— GIVEN REQUEST —
Which lines in the material below contain the word "false"? Copy each of them.

— MATERIAL —
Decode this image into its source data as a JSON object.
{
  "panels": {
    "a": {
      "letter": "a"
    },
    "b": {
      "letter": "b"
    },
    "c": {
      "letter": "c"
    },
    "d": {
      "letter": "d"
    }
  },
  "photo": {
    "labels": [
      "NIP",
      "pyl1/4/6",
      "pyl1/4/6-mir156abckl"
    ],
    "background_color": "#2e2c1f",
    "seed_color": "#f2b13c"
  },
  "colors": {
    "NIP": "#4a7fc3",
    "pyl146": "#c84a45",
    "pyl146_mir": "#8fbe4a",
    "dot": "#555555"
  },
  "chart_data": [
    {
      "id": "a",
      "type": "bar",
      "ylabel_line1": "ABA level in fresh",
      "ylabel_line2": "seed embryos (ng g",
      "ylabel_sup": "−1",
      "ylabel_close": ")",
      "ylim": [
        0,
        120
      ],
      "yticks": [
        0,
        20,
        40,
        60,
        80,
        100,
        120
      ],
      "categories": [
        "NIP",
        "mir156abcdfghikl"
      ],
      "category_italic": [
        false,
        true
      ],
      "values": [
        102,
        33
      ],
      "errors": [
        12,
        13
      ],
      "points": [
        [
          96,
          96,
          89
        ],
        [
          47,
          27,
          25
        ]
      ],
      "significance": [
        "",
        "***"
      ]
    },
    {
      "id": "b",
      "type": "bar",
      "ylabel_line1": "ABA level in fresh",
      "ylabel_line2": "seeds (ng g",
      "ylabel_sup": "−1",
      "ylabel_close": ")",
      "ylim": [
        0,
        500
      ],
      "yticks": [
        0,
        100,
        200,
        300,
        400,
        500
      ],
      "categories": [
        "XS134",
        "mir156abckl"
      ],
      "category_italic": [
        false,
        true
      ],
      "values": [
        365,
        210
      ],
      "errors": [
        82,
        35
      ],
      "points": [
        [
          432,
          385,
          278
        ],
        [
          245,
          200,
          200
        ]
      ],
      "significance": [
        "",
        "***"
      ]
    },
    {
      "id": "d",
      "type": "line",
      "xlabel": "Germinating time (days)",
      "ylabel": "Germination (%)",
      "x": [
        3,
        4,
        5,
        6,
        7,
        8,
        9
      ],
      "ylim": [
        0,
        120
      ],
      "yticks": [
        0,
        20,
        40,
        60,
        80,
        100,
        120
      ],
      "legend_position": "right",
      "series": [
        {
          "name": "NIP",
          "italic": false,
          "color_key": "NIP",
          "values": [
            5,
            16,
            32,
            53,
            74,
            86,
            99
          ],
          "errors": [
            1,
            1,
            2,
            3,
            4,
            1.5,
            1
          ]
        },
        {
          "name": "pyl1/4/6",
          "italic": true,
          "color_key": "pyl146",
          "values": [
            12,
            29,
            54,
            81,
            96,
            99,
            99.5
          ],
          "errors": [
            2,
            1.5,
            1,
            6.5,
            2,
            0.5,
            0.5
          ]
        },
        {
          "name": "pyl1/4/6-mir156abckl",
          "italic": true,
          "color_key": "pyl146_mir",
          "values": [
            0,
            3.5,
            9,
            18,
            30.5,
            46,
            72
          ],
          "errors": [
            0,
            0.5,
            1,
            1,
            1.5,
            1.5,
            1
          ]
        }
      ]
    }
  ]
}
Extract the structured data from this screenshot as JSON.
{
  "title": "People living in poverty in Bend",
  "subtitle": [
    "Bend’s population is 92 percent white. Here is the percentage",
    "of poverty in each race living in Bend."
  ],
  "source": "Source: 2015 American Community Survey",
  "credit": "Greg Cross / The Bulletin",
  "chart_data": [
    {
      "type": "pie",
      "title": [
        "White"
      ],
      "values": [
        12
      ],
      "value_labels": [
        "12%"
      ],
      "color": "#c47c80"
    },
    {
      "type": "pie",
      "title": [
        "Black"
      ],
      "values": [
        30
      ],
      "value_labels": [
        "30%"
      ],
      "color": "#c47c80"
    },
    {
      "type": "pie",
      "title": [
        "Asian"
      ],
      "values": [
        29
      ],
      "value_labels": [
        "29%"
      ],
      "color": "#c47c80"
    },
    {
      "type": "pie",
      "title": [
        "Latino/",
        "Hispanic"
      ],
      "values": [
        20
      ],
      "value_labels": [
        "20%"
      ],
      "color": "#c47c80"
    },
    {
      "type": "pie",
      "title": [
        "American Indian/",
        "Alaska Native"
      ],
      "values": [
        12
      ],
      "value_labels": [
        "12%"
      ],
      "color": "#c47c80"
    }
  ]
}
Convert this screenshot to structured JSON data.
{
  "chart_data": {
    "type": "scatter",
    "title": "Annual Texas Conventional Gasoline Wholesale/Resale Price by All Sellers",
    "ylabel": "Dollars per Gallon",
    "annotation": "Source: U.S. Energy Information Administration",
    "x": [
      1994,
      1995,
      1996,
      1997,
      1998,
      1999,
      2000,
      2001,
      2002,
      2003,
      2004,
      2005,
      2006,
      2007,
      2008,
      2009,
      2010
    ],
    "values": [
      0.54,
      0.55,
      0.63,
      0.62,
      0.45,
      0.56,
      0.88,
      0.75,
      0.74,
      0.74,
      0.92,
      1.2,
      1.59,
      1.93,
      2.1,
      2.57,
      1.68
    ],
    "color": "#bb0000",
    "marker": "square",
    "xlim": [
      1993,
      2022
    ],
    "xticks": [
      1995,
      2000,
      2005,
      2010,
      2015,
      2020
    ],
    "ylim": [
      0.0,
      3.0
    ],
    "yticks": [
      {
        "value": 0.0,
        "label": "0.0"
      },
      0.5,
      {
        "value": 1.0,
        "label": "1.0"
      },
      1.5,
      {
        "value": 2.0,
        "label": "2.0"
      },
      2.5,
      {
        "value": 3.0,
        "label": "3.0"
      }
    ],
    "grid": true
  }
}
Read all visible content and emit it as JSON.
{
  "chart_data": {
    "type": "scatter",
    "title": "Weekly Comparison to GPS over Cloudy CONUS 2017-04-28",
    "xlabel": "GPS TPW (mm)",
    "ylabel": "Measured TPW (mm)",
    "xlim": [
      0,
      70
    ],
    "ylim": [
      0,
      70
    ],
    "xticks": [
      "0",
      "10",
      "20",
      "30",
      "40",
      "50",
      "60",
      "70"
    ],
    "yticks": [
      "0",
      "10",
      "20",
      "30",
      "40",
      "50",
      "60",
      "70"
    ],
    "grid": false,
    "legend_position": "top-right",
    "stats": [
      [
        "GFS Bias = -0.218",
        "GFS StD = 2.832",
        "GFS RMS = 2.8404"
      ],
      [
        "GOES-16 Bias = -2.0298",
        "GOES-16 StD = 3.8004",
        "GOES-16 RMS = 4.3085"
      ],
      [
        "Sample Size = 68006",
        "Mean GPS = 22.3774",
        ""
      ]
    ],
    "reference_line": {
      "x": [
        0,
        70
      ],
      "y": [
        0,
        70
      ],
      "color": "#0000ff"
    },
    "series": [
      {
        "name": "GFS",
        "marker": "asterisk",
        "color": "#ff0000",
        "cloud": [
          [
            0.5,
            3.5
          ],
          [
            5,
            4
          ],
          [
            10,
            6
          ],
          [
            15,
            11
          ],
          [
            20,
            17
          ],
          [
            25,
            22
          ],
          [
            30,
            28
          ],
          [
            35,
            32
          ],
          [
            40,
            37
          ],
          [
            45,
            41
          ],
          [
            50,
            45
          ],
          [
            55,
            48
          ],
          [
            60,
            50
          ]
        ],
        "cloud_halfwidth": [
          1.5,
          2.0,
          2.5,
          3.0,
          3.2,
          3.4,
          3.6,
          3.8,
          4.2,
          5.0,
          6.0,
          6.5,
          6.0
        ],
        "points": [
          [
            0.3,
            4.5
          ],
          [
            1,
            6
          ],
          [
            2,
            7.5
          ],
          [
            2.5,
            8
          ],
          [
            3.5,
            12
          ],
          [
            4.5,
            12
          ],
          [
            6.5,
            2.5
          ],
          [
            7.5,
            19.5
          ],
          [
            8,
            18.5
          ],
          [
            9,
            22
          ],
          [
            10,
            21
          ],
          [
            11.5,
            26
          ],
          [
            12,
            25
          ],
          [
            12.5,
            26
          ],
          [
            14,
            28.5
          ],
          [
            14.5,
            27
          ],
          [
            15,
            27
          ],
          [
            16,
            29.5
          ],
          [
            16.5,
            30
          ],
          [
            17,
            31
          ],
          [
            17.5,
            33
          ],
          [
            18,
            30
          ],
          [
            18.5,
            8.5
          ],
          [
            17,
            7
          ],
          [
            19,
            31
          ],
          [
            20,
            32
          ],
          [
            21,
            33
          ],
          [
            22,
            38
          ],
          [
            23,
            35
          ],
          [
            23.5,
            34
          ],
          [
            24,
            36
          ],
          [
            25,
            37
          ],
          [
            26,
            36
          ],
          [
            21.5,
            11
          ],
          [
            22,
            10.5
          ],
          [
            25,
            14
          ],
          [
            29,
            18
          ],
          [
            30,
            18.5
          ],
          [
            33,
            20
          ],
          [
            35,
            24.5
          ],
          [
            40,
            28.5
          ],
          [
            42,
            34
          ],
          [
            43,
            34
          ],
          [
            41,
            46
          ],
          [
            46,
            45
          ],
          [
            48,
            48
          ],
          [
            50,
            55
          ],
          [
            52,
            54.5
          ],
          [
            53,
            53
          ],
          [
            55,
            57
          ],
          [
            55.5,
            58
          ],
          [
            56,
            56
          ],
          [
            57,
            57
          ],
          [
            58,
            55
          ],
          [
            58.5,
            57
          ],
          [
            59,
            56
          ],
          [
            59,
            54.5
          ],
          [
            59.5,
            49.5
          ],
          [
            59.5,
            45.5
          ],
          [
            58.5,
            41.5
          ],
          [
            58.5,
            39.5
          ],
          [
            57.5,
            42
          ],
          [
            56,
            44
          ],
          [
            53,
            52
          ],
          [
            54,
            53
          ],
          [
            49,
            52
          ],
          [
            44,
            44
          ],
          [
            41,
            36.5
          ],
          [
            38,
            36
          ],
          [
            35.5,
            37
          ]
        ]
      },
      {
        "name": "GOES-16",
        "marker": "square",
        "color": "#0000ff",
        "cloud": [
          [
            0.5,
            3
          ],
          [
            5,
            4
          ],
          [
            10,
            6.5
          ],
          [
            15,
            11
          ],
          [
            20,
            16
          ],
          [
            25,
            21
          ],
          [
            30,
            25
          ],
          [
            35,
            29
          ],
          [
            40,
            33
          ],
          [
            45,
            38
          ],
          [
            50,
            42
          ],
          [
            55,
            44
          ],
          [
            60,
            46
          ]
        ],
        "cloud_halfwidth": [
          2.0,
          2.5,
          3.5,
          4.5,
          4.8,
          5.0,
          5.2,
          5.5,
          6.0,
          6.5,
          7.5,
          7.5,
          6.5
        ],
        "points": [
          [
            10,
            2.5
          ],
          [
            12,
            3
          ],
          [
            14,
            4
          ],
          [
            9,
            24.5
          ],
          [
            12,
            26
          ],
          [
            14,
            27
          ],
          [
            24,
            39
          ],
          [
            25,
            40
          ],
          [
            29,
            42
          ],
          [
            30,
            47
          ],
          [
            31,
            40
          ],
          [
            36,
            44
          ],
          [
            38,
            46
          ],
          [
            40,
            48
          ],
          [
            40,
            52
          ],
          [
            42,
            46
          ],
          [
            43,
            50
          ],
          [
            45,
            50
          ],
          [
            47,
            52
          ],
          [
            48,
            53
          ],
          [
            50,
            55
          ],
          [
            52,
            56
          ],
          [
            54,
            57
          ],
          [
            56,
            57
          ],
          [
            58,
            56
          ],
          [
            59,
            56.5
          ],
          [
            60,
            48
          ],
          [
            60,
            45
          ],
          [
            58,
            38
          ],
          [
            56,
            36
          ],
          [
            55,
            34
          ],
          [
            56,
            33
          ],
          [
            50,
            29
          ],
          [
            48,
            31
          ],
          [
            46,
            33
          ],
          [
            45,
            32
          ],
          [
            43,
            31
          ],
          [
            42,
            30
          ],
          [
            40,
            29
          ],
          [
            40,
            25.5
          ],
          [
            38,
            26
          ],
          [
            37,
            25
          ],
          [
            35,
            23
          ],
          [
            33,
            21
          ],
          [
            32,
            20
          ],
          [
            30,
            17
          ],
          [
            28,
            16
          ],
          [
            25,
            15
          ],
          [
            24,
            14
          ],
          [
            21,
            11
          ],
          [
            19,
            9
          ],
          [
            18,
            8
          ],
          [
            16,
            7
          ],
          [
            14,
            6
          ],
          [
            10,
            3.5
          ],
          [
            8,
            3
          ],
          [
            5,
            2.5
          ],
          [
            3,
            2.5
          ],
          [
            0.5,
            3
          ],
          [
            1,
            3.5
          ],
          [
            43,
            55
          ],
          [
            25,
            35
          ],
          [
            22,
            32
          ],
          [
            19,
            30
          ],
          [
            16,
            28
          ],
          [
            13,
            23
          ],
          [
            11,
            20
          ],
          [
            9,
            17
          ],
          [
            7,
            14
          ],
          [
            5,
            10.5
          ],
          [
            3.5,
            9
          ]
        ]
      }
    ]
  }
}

— FINISHED TASK —
        false,
        false,
          "italic": false,
    "grid": false,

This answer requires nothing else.